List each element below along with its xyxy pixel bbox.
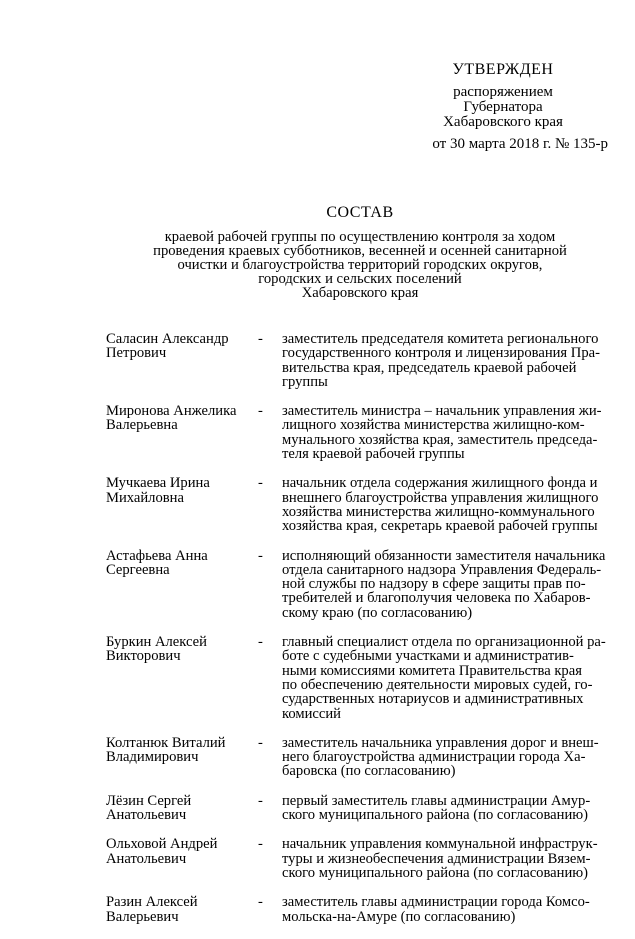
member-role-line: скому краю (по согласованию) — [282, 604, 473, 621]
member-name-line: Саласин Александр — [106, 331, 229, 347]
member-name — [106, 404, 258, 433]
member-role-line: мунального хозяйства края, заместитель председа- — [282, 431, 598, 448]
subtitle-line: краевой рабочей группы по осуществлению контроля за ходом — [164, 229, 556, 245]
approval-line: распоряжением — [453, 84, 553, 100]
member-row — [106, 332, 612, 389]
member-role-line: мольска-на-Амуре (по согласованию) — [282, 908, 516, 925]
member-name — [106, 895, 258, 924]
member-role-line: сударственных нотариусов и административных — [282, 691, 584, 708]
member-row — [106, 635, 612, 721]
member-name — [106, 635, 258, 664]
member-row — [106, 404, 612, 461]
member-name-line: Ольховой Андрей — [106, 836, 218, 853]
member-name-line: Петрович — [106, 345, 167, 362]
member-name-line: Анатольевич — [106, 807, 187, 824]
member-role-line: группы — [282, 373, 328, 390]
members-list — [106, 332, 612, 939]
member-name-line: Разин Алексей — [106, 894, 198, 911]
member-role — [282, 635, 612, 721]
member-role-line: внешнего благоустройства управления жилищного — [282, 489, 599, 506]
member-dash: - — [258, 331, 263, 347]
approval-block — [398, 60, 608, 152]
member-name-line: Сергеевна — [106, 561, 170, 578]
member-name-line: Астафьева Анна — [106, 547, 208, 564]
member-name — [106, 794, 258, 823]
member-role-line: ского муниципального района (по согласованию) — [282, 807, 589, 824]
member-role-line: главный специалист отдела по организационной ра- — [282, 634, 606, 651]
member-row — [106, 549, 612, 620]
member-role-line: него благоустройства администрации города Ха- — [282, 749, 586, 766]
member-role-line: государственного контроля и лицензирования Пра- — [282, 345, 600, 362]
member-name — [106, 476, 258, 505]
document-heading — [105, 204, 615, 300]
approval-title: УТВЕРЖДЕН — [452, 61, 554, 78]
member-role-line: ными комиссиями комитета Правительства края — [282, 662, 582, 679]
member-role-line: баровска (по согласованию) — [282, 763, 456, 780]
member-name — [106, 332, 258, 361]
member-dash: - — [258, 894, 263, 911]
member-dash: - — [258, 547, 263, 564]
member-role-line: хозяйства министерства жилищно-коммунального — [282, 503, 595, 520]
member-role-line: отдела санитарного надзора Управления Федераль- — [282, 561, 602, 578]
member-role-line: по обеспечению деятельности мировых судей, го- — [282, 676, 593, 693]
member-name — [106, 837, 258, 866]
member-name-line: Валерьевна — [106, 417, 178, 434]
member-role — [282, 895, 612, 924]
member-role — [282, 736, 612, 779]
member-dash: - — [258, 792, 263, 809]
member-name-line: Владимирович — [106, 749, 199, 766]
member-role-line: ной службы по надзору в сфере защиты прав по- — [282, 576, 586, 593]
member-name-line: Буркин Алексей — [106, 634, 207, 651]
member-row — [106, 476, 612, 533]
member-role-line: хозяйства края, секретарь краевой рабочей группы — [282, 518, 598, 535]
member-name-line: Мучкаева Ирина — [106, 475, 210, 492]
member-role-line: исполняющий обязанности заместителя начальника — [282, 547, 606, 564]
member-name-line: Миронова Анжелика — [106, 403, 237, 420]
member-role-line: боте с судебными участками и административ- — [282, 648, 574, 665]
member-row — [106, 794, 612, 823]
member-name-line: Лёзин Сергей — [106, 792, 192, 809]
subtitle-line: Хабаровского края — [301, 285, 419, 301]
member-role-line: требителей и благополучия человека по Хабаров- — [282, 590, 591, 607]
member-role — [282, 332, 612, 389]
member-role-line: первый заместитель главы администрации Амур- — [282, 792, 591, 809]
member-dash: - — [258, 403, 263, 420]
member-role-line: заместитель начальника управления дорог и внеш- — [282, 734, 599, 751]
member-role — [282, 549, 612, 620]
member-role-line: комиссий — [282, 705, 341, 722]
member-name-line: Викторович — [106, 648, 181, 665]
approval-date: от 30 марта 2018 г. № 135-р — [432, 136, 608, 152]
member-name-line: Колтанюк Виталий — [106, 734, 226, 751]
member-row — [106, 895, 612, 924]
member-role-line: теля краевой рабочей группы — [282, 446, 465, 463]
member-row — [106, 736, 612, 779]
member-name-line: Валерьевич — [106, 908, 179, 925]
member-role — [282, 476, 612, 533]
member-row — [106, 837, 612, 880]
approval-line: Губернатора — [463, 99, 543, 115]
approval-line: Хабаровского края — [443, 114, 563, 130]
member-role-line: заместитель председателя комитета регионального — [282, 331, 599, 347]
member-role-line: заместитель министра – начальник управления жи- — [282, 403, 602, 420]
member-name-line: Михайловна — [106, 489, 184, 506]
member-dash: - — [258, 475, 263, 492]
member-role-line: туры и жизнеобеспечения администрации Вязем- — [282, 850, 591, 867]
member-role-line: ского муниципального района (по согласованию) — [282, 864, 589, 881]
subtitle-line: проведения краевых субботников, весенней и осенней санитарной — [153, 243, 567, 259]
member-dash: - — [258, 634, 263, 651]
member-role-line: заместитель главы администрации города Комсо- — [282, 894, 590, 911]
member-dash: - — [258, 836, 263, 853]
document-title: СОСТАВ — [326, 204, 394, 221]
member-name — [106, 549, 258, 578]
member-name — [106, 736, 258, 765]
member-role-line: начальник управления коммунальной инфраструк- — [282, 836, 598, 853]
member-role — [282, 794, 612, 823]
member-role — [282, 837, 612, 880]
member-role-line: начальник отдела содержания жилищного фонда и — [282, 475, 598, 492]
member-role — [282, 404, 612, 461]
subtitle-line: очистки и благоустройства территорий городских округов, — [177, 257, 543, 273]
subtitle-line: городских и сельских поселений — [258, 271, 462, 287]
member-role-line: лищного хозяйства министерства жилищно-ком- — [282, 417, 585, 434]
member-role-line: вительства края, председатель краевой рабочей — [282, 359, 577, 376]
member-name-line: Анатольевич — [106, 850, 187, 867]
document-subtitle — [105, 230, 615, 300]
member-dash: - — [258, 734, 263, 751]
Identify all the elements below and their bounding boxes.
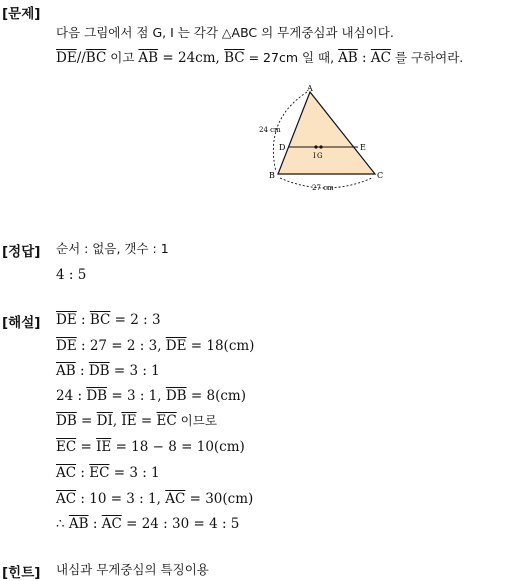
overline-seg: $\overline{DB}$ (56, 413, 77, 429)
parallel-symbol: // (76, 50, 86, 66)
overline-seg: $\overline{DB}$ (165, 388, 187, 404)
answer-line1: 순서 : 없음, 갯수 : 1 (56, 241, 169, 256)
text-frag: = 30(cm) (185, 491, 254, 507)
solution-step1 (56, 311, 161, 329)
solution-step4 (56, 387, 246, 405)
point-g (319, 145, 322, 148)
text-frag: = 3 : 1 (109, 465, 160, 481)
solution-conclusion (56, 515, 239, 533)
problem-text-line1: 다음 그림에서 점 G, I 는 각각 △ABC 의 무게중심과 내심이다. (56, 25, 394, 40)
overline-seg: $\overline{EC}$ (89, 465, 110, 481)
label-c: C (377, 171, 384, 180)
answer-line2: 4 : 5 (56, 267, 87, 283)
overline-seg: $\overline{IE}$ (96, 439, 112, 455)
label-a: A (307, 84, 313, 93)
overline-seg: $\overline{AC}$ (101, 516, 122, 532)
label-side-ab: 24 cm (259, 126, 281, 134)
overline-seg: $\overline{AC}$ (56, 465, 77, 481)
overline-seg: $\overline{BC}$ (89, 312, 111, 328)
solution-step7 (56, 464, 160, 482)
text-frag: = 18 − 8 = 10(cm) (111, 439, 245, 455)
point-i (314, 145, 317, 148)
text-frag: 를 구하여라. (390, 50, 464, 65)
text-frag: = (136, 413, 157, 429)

****************************************

## WORK INSTRUCTIONS
Rewrite all of the rows above, changing every "member-role-line" to "role-text-line" and keeping everything else the same. Leave out the pictures.

## ANSWER TO THIS TASK
List each element below along with its xyxy pixel bbox.
role-text-line: скому краю (по согласованию) — [282, 604, 473, 621]
member-name-line: Саласин Александр — [106, 331, 229, 347]
member-name — [106, 404, 258, 433]
role-text-line: мунального хозяйства края, заместитель председа- — [282, 431, 598, 448]
subtitle-line: краевой рабочей группы по осуществлению контроля за ходом — [164, 229, 556, 245]
approval-line: распоряжением — [453, 84, 553, 100]
member-row — [106, 332, 612, 389]
role-text-line: мольска-на-Амуре (по согласованию) — [282, 908, 516, 925]
member-name — [106, 895, 258, 924]
role-text-line: сударственных нотариусов и административных — [282, 691, 584, 708]
member-row — [106, 635, 612, 721]
member-name — [106, 635, 258, 664]
member-row — [106, 404, 612, 461]
member-name-line: Ольховой Андрей — [106, 836, 218, 853]
member-name-line: Петрович — [106, 345, 167, 362]
member-name-line: Анатольевич — [106, 807, 187, 824]
role-text-line: группы — [282, 373, 328, 390]
members-list — [106, 332, 612, 939]
member-name-line: Разин Алексей — [106, 894, 198, 911]
member-role — [282, 635, 612, 721]
role-text-line: внешнего благоустройства управления жилищного — [282, 489, 599, 506]
member-dash: - — [258, 331, 263, 347]
approval-block — [398, 60, 608, 152]
member-name-line: Сергеевна — [106, 561, 170, 578]
member-name-line: Астафьева Анна — [106, 547, 208, 564]
member-name — [106, 794, 258, 823]
role-text-line: ского муниципального района (по согласованию) — [282, 807, 589, 824]
role-text-line: главный специалист отдела по организационной ра- — [282, 634, 606, 651]
member-row — [106, 549, 612, 620]
role-text-line: него благоустройства администрации города Ха- — [282, 749, 586, 766]
role-text-line: государственного контроля и лицензирования Пра- — [282, 345, 600, 362]
member-name — [106, 476, 258, 505]
document-heading — [105, 204, 615, 300]
approval-title: УТВЕРЖДЕН — [452, 61, 554, 78]
role-text-line: ными комиссиями комитета Правительства края — [282, 662, 582, 679]
role-text-line: баровска (по согласованию) — [282, 763, 456, 780]
member-name — [106, 332, 258, 361]
member-dash: - — [258, 894, 263, 911]
member-dash: - — [258, 547, 263, 564]
role-text-line: хозяйства министерства жилищно-коммунального — [282, 503, 595, 520]
role-text-line: отдела санитарного надзора Управления Федераль- — [282, 561, 602, 578]
role-text-line: по обеспечению деятельности мировых судей, го- — [282, 676, 593, 693]
member-name — [106, 837, 258, 866]
member-name-line: Валерьевна — [106, 417, 178, 434]
member-role — [282, 895, 612, 924]
member-role — [282, 736, 612, 779]
member-dash: - — [258, 792, 263, 809]
member-name-line: Владимирович — [106, 749, 199, 766]
role-text-line: ной службы по надзору в сфере защиты прав по- — [282, 576, 586, 593]
member-name-line: Буркин Алексей — [106, 634, 207, 651]
member-row — [106, 476, 612, 533]
role-text-line: хозяйства края, секретарь краевой рабочей группы — [282, 518, 598, 535]
member-name-line: Мучкаева Ирина — [106, 475, 210, 492]
role-text-line: исполняющий обязанности заместителя начальника — [282, 547, 606, 564]
member-name-line: Миронова Анжелика — [106, 403, 237, 420]
role-text-line: боте с судебными участками и административ- — [282, 648, 574, 665]
member-row — [106, 794, 612, 823]
member-name-line: Лёзин Сергей — [106, 792, 192, 809]
subtitle-line: Хабаровского края — [301, 285, 419, 301]
role-text-line: требителей и благополучия человека по Хабаров- — [282, 590, 591, 607]
member-role — [282, 332, 612, 389]
role-text-line: первый заместитель главы администрации Амур- — [282, 792, 591, 809]
member-dash: - — [258, 403, 263, 420]
role-text-line: заместитель начальника управления дорог и внеш- — [282, 734, 599, 751]
member-role — [282, 549, 612, 620]
role-text-line: комиссий — [282, 705, 341, 722]
member-name-line: Викторович — [106, 648, 181, 665]
approval-date: от 30 марта 2018 г. № 135-р — [432, 136, 608, 152]
member-name-line: Колтанюк Виталий — [106, 734, 226, 751]
member-row — [106, 895, 612, 924]
role-text-line: теля краевой рабочей группы — [282, 446, 465, 463]
member-row — [106, 736, 612, 779]
member-name-line: Валерьевич — [106, 908, 179, 925]
member-role — [282, 476, 612, 533]
member-row — [106, 837, 612, 880]
approval-line: Губернатора — [463, 99, 543, 115]
approval-line: Хабаровского края — [443, 114, 563, 130]
role-text-line: заместитель председателя комитета регионального — [282, 331, 599, 347]
role-text-line: заместитель министра – начальник управления жи- — [282, 403, 602, 420]
member-name-line: Михайловна — [106, 489, 184, 506]
member-dash: - — [258, 475, 263, 492]
role-text-line: туры и жизнеобеспечения администрации Вязем- — [282, 850, 591, 867]
role-text-line: ского муниципального района (по согласованию) — [282, 864, 589, 881]
subtitle-line: проведения краевых субботников, весенней и осенней санитарной — [153, 243, 567, 259]
member-dash: - — [258, 634, 263, 651]
role-text-line: заместитель главы администрации города Комсо- — [282, 894, 590, 911]
member-dash: - — [258, 836, 263, 853]
document-title: СОСТАВ — [326, 204, 394, 221]
member-name — [106, 549, 258, 578]
member-name — [106, 736, 258, 765]
role-text-line: начальник управления коммунальной инфраструк- — [282, 836, 598, 853]
member-role — [282, 794, 612, 823]
member-role — [282, 837, 612, 880]
role-text-line: начальник отдела содержания жилищного фонда и — [282, 475, 598, 492]
member-role — [282, 404, 612, 461]
subtitle-line: очистки и благоустройства территорий городских округов, — [177, 257, 543, 273]
subtitle-line: городских и сельских поселений — [258, 271, 462, 287]
role-text-line: лищного хозяйства министерства жилищно-ком- — [282, 417, 585, 434]
role-text-line: вительства края, председатель краевой рабочей — [282, 359, 577, 376]
member-name-line: Анатольевич — [106, 850, 187, 867]
document-subtitle — [105, 230, 615, 300]
member-dash: - — [258, 734, 263, 751]
Identify all the elements below and their bounding boxes.
overline-seg: $\overline{DB}$ (56, 413, 77, 429)
parallel-symbol: // (76, 50, 86, 66)
overline-seg: $\overline{DB}$ (165, 388, 187, 404)
answer-line1: 순서 : 없음, 갯수 : 1 (56, 241, 169, 256)
text-frag: = 30(cm) (185, 491, 254, 507)
solution-step1 (56, 311, 161, 329)
solution-step4 (56, 387, 246, 405)
point-g (319, 145, 322, 148)
text-frag: = 3 : 1 (109, 465, 160, 481)
solution-conclusion (56, 515, 239, 533)
problem-text-line1: 다음 그림에서 점 G, I 는 각각 △ABC 의 무게중심과 내심이다. (56, 25, 394, 40)
overline-seg: $\overline{EC}$ (89, 465, 110, 481)
label-c: C (377, 171, 384, 180)
answer-line2: 4 : 5 (56, 267, 87, 283)
overline-seg: $\overline{IE}$ (96, 439, 112, 455)
label-a: A (307, 84, 313, 93)
overline-seg: $\overline{AC}$ (101, 516, 122, 532)
label-side-ab: 24 cm (259, 126, 281, 134)
overline-seg: $\overline{AC}$ (56, 465, 77, 481)
overline-seg: $\overline{BC}$ (89, 312, 111, 328)
solution-step7 (56, 464, 160, 482)
text-frag: = 18 − 8 = 10(cm) (111, 439, 245, 455)
point-i (314, 145, 317, 148)
text-frag: 를 구하여라. (390, 50, 464, 65)
text-frag: = (136, 413, 157, 429)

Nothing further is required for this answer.